# [Problem to solve]
Every entry needs to be printed exactly, please.

# [Dataset listings of figures]
··········
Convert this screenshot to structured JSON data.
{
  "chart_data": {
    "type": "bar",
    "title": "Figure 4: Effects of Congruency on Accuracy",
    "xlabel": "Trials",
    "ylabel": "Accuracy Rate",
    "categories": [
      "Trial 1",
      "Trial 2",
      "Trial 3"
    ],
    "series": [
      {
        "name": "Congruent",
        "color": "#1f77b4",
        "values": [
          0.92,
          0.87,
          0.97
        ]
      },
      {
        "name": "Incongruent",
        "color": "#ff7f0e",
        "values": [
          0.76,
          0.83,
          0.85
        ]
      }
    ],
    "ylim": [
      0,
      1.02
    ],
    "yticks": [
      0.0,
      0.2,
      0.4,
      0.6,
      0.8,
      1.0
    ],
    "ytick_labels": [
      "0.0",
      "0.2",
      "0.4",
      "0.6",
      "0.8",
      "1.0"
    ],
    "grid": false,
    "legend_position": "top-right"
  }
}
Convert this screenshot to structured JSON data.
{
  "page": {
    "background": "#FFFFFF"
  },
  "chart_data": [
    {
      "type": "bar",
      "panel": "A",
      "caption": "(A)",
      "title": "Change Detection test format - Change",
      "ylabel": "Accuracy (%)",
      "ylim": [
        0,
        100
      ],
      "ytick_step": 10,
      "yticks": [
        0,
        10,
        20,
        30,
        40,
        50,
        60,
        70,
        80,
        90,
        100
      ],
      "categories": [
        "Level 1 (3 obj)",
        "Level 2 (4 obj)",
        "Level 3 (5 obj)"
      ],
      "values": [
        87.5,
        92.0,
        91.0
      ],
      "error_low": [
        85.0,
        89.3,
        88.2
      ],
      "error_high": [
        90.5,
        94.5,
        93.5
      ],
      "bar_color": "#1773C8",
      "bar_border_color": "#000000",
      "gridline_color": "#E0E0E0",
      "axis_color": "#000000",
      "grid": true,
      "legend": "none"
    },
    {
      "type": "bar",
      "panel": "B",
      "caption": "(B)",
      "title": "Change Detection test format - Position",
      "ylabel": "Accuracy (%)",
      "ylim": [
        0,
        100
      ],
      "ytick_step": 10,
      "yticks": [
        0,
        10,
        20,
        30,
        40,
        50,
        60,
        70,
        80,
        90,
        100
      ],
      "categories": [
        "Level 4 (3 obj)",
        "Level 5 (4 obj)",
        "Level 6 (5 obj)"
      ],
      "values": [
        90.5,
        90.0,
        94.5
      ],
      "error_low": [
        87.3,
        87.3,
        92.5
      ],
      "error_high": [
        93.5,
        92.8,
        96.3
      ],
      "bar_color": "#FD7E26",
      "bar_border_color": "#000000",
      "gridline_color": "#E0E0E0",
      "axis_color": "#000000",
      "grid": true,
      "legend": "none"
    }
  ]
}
··········
# [Written response]
Convert this screenshot to structured JSON data.
{
  "chart_data": {
    "type": "bar",
    "title": "Figure 4: Effects of Congruency on Accuracy",
    "xlabel": "Trials",
    "ylabel": "Accuracy Rate",
    "categories": [
      "Trial 1",
      "Trial 2",
      "Trial 3"
    ],
    "series": [
      {
        "name": "Congruent",
        "color": "#1f77b4",
        "values": [
          0.92,
          0.87,
          0.97
        ]
      },
      {
        "name": "Incongruent",
        "color": "#ff7f0e",
        "values": [
          0.76,
          0.83,
          0.85
        ]
      }
    ],
    "ylim": [
      0,
      1.02
    ],
    "yticks": [
      0.0,
      0.2,
      0.4,
      0.6,
      0.8,
      1.0
    ],
    "ytick_labels": [
      "0.0",
      "0.2",
      "0.4",
      "0.6",
      "0.8",
      "1.0"
    ],
    "grid": false,
    "legend_position": "top-right"
  }
}
Convert this screenshot to structured JSON data.
{
  "page": {
    "background": "#FFFFFF"
  },
  "chart_data": [
    {
      "type": "bar",
      "panel": "A",
      "caption": "(A)",
      "title": "Change Detection test format - Change",
      "ylabel": "Accuracy (%)",
      "ylim": [
        0,
        100
      ],
      "ytick_step": 10,
      "yticks": [
        0,
        10,
        20,
        30,
        40,
        50,
        60,
        70,
        80,
        90,
        100
      ],
      "categories": [
        "Level 1 (3 obj)",
        "Level 2 (4 obj)",
        "Level 3 (5 obj)"
      ],
      "values": [
        87.5,
        92.0,
        91.0
      ],
      "error_low": [
        85.0,
        89.3,
        88.2
      ],
      "error_high": [
        90.5,
        94.5,
        93.5
      ],
      "bar_color": "#1773C8",
      "bar_border_color": "#000000",
      "gridline_color": "#E0E0E0",
      "axis_color": "#000000",
      "grid": true,
      "legend": "none"
    },
    {
      "type": "bar",
      "panel": "B",
      "caption": "(B)",
      "title": "Change Detection test format - Position",
      "ylabel": "Accuracy (%)",
      "ylim": [
        0,
        100
      ],
      "ytick_step": 10,
      "yticks": [
        0,
        10,
        20,
        30,
        40,
        50,
        60,
        70,
        80,
        90,
        100
      ],
      "categories": [
        "Level 4 (3 obj)",
        "Level 5 (4 obj)",
        "Level 6 (5 obj)"
      ],
      "values": [
        90.5,
        90.0,
        94.5
      ],
      "error_low": [
        87.3,
        87.3,
        92.5
      ],
      "error_high": [
        93.5,
        92.8,
        96.3
      ],
      "bar_color": "#FD7E26",
      "bar_border_color": "#000000",
      "gridline_color": "#E0E0E0",
      "axis_color": "#000000",
      "grid": true,
      "legend": "none"
    }
  ]
}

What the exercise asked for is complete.